Record extracts:
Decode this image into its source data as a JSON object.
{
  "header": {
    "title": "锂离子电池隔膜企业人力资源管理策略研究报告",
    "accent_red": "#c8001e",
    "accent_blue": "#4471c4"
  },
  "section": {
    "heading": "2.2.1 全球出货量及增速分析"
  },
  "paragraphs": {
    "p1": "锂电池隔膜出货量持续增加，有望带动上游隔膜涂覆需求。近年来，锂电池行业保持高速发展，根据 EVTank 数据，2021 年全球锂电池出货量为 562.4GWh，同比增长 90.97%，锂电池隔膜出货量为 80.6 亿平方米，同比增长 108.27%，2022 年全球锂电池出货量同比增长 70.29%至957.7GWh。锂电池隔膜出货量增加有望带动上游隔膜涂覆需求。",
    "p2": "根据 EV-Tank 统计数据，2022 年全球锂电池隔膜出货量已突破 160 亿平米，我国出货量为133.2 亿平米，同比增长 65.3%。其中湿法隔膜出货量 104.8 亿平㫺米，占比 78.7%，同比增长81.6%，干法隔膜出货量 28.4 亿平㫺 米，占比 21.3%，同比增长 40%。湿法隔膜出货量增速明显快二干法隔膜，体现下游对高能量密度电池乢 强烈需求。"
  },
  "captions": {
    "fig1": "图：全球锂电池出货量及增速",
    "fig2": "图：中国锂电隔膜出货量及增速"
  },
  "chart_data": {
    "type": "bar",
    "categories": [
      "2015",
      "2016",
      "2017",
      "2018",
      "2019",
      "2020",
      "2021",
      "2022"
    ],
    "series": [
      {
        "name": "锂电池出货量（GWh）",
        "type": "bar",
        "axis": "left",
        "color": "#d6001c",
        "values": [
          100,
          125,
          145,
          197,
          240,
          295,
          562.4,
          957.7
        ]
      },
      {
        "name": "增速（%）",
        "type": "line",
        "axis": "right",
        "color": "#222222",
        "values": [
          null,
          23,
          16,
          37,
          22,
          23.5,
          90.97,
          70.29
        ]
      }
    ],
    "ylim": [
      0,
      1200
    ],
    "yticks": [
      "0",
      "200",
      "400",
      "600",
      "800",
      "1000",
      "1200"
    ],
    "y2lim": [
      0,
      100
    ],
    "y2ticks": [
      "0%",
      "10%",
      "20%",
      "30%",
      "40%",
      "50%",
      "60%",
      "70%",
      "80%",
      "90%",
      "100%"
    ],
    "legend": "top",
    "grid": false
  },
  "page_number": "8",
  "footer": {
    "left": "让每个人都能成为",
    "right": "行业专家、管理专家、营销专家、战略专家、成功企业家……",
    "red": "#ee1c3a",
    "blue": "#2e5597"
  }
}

Written task:
Extract every entry in the listing word for word.

Response to the exercise:
Decode this image into its source data as a JSON object.
{
  "header": {
    "title": "锂离子电池隔膜企业人力资源管理策略研究报告",
    "accent_red": "#c8001e",
    "accent_blue": "#4471c4"
  },
  "section": {
    "heading": "2.2.1 全球出货量及增速分析"
  },
  "paragraphs": {
    "p1": "锂电池隔膜出货量持续增加，有望带动上游隔膜涂覆需求。近年来，锂电池行业保持高速发展，根据 EVTank 数据，2021 年全球锂电池出货量为 562.4GWh，同比增长 90.97%，锂电池隔膜出货量为 80.6 亿平方米，同比增长 108.27%，2022 年全球锂电池出货量同比增长 70.29%至957.7GWh。锂电池隔膜出货量增加有望带动上游隔膜涂覆需求。",
    "p2": "根据 EV-Tank 统计数据，2022 年全球锂电池隔膜出货量已突破 160 亿平米，我国出货量为133.2 亿平米，同比增长 65.3%。其中湿法隔膜出货量 104.8 亿平㫺米，占比 78.7%，同比增长81.6%，干法隔膜出货量 28.4 亿平㫺 米，占比 21.3%，同比增长 40%。湿法隔膜出货量增速明显快二干法隔膜，体现下游对高能量密度电池乢 强烈需求。"
  },
  "captions": {
    "fig1": "图：全球锂电池出货量及增速",
    "fig2": "图：中国锂电隔膜出货量及增速"
  },
  "chart_data": {
    "type": "bar",
    "categories": [
      "2015",
      "2016",
      "2017",
      "2018",
      "2019",
      "2020",
      "2021",
      "2022"
    ],
    "series": [
      {
        "name": "锂电池出货量（GWh）",
        "type": "bar",
        "axis": "left",
        "color": "#d6001c",
        "values": [
          100,
          125,
          145,
          197,
          240,
          295,
          562.4,
          957.7
        ]
      },
      {
        "name": "增速（%）",
        "type": "line",
        "axis": "right",
        "color": "#222222",
        "values": [
          null,
          23,
          16,
          37,
          22,
          23.5,
          90.97,
          70.29
        ]
      }
    ],
    "ylim": [
      0,
      1200
    ],
    "yticks": [
      "0",
      "200",
      "400",
      "600",
      "800",
      "1000",
      "1200"
    ],
    "y2lim": [
      0,
      100
    ],
    "y2ticks": [
      "0%",
      "10%",
      "20%",
      "30%",
      "40%",
      "50%",
      "60%",
      "70%",
      "80%",
      "90%",
      "100%"
    ],
    "legend": "top",
    "grid": false
  },
  "page_number": "8",
  "footer": {
    "left": "让每个人都能成为",
    "right": "行业专家、管理专家、营销专家、战略专家、成功企业家……",
    "red": "#ee1c3a",
    "blue": "#2e5597"
  }
}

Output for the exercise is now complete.